**** Provided records ****

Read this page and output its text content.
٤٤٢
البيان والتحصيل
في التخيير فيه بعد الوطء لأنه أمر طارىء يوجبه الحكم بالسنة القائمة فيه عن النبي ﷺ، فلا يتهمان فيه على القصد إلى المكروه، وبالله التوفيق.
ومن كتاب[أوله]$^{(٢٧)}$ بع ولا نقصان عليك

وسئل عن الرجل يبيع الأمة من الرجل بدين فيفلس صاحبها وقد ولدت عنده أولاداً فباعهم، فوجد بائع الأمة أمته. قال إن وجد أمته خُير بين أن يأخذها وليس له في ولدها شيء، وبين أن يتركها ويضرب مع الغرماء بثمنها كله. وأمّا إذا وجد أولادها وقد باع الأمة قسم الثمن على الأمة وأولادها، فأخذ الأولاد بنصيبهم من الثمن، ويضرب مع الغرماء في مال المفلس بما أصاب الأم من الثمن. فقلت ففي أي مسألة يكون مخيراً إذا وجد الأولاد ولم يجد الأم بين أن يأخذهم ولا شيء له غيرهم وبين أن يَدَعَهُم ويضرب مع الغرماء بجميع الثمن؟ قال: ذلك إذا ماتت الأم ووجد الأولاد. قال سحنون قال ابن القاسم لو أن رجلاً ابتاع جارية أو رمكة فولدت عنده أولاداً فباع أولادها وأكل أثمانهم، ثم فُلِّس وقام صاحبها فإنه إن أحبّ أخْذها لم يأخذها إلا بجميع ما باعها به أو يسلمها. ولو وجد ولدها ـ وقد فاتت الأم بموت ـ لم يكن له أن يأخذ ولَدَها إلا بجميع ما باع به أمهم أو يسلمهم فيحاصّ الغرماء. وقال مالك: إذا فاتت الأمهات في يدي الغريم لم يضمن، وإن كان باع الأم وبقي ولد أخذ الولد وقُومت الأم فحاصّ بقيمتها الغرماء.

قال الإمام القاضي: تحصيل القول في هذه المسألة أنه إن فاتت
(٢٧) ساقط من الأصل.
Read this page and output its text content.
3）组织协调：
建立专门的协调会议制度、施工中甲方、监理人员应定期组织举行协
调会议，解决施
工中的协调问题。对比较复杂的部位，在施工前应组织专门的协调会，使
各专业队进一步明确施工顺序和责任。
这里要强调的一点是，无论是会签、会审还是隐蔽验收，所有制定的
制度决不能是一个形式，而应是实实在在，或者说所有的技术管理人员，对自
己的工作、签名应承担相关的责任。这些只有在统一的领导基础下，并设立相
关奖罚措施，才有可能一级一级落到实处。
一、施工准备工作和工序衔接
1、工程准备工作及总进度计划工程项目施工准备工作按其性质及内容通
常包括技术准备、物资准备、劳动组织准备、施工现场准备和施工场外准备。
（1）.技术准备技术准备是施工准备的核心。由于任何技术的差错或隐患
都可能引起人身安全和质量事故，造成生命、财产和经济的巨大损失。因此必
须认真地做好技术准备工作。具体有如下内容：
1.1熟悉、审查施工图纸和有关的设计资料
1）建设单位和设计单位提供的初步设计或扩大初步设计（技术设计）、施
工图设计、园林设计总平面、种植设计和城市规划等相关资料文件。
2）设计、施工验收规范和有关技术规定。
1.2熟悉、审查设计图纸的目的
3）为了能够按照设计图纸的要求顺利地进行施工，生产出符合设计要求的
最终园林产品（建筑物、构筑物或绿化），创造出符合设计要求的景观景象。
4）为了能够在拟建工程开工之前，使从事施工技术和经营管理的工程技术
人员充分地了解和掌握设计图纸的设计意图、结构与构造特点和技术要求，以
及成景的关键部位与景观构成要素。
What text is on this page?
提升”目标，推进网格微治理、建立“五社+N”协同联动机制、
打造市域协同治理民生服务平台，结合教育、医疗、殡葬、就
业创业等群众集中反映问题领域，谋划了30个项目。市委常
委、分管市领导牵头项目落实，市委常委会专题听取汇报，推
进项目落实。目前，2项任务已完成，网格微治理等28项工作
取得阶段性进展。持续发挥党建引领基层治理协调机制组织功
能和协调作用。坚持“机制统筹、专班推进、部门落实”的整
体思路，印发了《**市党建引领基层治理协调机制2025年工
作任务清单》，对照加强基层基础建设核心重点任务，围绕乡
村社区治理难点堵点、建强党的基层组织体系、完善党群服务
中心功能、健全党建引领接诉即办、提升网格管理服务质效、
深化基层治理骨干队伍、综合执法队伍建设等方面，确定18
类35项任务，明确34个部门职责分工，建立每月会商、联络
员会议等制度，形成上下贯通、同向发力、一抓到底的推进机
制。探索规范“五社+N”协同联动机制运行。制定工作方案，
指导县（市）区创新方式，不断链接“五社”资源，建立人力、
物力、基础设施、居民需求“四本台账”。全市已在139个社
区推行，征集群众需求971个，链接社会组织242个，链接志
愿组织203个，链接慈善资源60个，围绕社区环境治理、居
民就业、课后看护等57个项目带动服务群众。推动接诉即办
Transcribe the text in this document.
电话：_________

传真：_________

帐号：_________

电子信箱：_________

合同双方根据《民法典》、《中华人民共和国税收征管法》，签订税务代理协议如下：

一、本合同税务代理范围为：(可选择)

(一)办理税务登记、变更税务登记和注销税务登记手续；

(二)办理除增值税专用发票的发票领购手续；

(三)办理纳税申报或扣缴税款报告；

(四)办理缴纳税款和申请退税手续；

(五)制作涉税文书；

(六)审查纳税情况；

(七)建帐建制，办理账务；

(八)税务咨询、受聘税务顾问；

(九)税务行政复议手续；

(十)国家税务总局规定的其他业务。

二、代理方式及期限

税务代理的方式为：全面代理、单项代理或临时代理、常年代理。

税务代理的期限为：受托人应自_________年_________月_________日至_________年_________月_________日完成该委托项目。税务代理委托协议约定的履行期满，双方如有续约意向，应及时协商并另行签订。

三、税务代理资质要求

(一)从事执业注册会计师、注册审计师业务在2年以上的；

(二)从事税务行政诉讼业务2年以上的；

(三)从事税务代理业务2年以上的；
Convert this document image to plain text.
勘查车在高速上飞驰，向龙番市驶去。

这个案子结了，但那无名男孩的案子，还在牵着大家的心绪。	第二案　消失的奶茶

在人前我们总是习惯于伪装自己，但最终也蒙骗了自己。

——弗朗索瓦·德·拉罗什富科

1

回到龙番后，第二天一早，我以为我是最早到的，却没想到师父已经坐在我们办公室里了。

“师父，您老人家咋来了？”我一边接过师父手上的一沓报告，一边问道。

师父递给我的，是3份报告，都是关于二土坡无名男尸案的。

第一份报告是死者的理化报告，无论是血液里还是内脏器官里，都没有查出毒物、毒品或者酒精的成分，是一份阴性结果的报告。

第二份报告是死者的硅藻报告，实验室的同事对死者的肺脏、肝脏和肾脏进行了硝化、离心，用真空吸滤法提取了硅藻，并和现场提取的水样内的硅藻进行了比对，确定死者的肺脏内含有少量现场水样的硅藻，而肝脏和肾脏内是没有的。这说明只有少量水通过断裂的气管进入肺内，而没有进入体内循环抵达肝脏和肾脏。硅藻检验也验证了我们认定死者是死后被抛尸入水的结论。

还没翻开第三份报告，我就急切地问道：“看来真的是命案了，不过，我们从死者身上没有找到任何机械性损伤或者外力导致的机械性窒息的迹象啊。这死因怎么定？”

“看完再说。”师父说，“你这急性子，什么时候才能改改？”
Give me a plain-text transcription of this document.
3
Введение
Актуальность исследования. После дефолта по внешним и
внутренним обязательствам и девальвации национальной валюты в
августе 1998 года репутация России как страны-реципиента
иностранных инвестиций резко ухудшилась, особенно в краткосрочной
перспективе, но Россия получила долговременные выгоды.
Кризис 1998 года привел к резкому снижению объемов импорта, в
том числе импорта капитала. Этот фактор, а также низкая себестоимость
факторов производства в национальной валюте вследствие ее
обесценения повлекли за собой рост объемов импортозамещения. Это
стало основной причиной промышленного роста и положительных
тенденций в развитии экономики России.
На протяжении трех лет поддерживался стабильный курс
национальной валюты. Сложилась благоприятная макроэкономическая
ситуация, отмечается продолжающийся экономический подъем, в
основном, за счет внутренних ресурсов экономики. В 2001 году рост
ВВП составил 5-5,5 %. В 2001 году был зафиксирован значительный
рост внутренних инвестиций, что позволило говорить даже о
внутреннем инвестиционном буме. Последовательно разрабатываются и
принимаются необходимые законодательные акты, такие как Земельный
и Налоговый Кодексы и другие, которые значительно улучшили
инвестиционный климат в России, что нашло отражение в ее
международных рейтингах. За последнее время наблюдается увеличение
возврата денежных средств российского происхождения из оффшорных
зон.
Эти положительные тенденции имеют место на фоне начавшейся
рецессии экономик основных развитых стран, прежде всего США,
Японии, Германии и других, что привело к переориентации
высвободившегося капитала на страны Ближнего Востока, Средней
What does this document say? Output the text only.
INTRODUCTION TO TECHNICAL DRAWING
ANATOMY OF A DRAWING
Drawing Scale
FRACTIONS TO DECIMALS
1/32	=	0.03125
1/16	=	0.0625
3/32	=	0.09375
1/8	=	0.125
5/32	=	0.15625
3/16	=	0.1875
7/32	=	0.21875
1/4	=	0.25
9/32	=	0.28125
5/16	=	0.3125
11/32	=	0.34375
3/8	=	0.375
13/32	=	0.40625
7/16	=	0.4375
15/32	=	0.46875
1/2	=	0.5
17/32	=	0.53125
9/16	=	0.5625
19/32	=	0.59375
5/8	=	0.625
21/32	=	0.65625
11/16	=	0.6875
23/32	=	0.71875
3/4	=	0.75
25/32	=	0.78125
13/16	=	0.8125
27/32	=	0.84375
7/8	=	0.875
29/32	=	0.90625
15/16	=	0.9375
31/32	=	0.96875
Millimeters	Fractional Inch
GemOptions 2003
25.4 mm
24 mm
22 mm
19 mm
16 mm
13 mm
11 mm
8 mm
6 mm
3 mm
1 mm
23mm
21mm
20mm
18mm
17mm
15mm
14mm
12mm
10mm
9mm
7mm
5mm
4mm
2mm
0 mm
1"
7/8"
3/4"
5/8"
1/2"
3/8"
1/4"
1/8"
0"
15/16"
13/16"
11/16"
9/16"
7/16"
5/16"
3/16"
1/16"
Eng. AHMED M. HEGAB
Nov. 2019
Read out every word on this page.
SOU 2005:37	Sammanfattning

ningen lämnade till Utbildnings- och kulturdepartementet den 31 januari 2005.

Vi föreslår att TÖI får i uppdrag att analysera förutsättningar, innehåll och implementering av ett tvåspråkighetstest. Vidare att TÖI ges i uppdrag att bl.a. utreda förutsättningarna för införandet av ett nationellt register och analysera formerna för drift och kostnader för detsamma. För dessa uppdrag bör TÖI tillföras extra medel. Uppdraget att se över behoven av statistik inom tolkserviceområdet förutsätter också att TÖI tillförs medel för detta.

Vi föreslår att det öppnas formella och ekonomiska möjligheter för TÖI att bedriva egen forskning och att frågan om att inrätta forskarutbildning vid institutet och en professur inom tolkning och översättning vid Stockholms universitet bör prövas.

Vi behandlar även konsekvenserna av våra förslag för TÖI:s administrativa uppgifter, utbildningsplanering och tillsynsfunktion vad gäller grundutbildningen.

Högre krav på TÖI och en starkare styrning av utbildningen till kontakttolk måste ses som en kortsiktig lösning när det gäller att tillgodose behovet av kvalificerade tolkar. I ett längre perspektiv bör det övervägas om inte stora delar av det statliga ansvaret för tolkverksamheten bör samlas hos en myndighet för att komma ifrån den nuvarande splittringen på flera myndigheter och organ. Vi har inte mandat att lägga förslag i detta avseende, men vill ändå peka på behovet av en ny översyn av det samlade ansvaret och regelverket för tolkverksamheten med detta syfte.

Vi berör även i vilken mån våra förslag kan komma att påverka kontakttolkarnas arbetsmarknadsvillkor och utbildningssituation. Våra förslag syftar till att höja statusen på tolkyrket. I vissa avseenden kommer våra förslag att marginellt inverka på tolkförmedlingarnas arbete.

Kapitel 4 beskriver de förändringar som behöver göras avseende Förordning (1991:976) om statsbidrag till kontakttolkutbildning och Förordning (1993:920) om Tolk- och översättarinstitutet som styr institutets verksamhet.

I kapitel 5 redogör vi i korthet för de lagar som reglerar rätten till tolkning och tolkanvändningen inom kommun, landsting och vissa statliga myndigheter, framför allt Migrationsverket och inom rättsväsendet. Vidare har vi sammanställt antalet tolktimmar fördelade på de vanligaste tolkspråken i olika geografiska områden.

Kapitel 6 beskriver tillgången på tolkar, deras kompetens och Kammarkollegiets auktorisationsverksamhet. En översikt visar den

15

****

_Aim_: Gather up, from the records above, each line where the word "this" appears.

_Exercise output_:
Read this page and output its text content.
Read this page and output its text content.
What text is on this page?
Transcribe the text in this document.
Convert this document image to plain text.
Give me a plain-text transcription of this document.
What does this document say? Output the text only.
Read out every word on this page.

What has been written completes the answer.